GOAL OF THE EXERCISE:
Using the entries that follow, collect the lines where the word "title" appears.

STORED DATA:

•••••

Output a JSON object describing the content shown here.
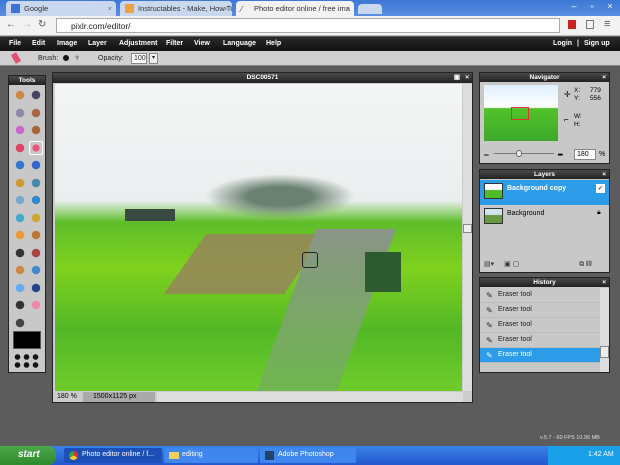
{
  "browser": {
    "tabs": [
      {
        "label": "Google"
      },
      {
        "label": "Instructables - Make, How To"
      },
      {
        "label": "Photo editor online / free ima",
        "active": true
      }
    ],
    "url": "pixlr.com/editor/"
  },
  "menu": {
    "items": [
      "File",
      "Edit",
      "Image",
      "Layer",
      "Adjustment",
      "Filter",
      "View",
      "Language",
      "Help"
    ],
    "login": "Login",
    "separator": "|",
    "signup": "Sign up"
  },
  "options": {
    "brush_label": "Brush:",
    "opacity_label": "Opacity:",
    "opacity_value": "100"
  },
  "tools": {
    "title": "Tools",
    "items": [
      "crop",
      "move",
      "marquee",
      "lasso",
      "wand",
      "pencil",
      "brush",
      "eraser",
      "bucket",
      "gradient",
      "clone",
      "color-replace",
      "drawing",
      "blur",
      "sharpen",
      "smudge",
      "sponge",
      "dodge",
      "burn",
      "red-eye",
      "spot-heal",
      "bloat",
      "pinch",
      "picker",
      "type",
      "hand",
      "zoom"
    ]
  },
  "canvas": {
    "title": "DSC00571",
    "zoom": "180",
    "zoom_unit": "%",
    "size": "1500x1125 px"
  },
  "navigator": {
    "title": "Navigator",
    "x_label": "X:",
    "x": "779",
    "y_label": "Y:",
    "y": "556",
    "w_label": "W:",
    "h_label": "H:",
    "zoom": "180",
    "unit": "%"
  },
  "layers": {
    "title": "Layers",
    "items": [
      {
        "name": "Background copy",
        "selected": true
      },
      {
        "name": "Background",
        "locked": true
      }
    ]
  },
  "history": {
    "title": "History",
    "items": [
      "Eraser tool",
      "Eraser tool",
      "Eraser tool",
      "Eraser tool",
      "Eraser tool"
    ],
    "selected": 4
  },
  "status": "v.5.7 - 60 FPS 10.96 MB",
  "taskbar": {
    "start": "start",
    "items": [
      "Photo editor online / f...",
      "editing",
      "Adobe Photoshop"
    ],
    "clock": "1:42 AM"
  },
  "colors": {
    "accent": "#2c9be8",
    "menubar": "#1a1a1a",
    "workspace": "#5c5c5c"
  }
}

•••••

EXERCISE SOLUTION:
    "title": "Tools",
    "title": "DSC00571",
    "title": "Navigator",
    "title": "Layers",
    "title": "History",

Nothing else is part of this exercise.